• THE TASK:
Report how many lines below contain the word "осуществляется". Give only the number.

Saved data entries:
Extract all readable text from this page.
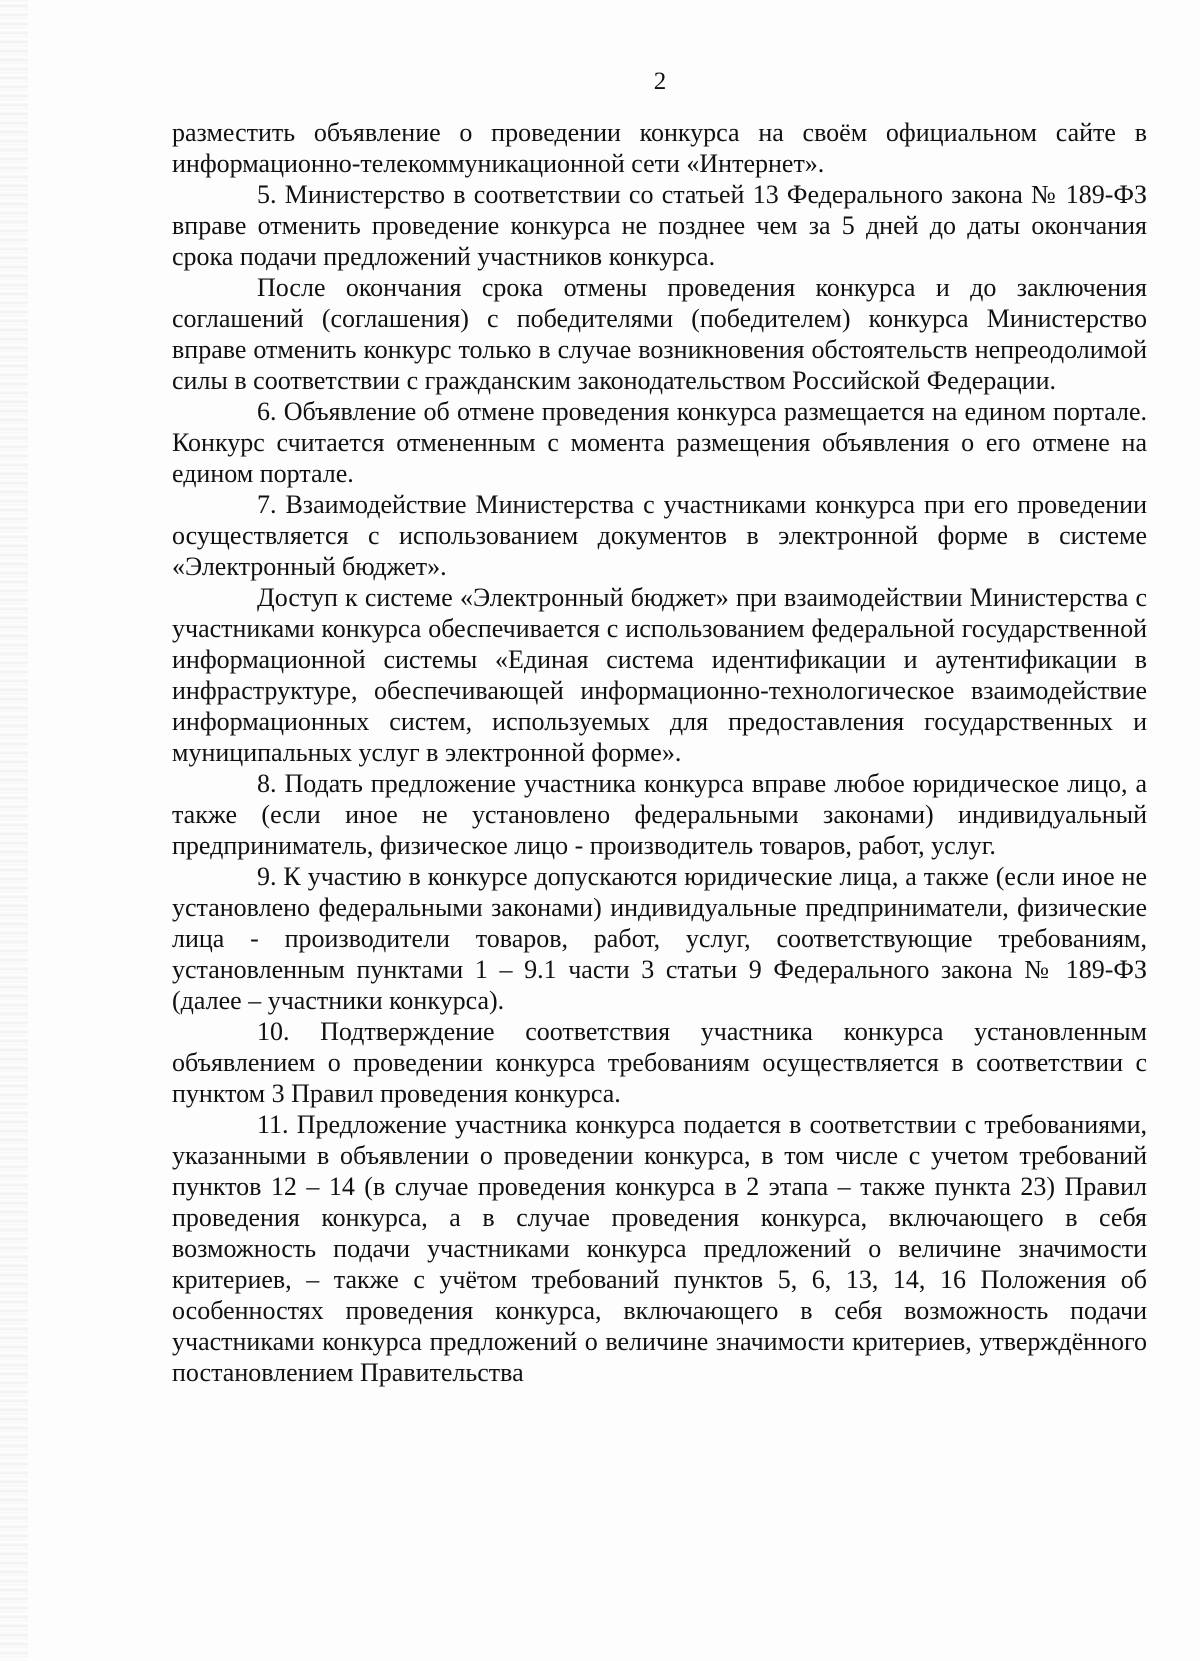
2

разместить объявление о проведении конкурса на своём официальном сайте в информационно-телекоммуникационной сети «Интернет».

5. Министерство в соответствии со статьей 13 Федерального закона № 189-ФЗ вправе отменить проведение конкурса не позднее чем за 5 дней до даты окончания срока подачи предложений участников конкурса.

После окончания срока отмены проведения конкурса и до заключения соглашений (соглашения) с победителями (победителем) конкурса Министерство вправе отменить конкурс только в случае возникновения обстоятельств непреодолимой силы в соответствии с гражданским законодательством Российской Федерации.

6. Объявление об отмене проведения конкурса размещается на едином портале. Конкурс считается отмененным с момента размещения объявления о его отмене на едином портале.

7. Взаимодействие Министерства с участниками конкурса при его проведении осуществляется с использованием документов в электронной форме в системе «Электронный бюджет».

Доступ к системе «Электронный бюджет» при взаимодействии Министерства с участниками конкурса обеспечивается с использованием федеральной государственной информационной системы «Единая система идентификации и аутентификации в инфраструктуре, обеспечивающей информационно-технологическое взаимодействие информационных систем, используемых для предоставления государственных и муниципальных услуг в электронной форме».

8. Подать предложение участника конкурса вправе любое юридическое лицо, а также (если иное не установлено федеральными законами) индивидуальный предприниматель, физическое лицо - производитель товаров, работ, услуг.

9. К участию в конкурсе допускаются юридические лица, а также (если иное не установлено федеральными законами) индивидуальные предприниматели, физические лица - производители товаров, работ, услуг, соответствующие требованиям, установленным пунктами 1 – 9.1 части 3 статьи 9 Федерального закона № 189-ФЗ (далее – участники конкурса).

10. Подтверждение соответствия участника конкурса установленным объявлением о проведении конкурса требованиям осуществляется в соответствии с пунктом 3 Правил проведения конкурса.

11. Предложение участника конкурса подается в соответствии с требованиями, указанными в объявлении о проведении конкурса, в том числе с учетом требований пунктов 12 – 14 (в случае проведения конкурса в 2 этапа – также пункта 23) Правил проведения конкурса, а в случае проведения конкурса, включающего в себя возможность подачи участниками конкурса предложений о величине значимости критериев, – также с учётом требований пунктов 5, 6, 13, 14, 16 Положения об особенностях проведения конкурса, включающего в себя возможность подачи участниками конкурса предложений о величине значимости критериев, утверждённого постановлением Правительства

• RESPONSE TO THE TASK:
2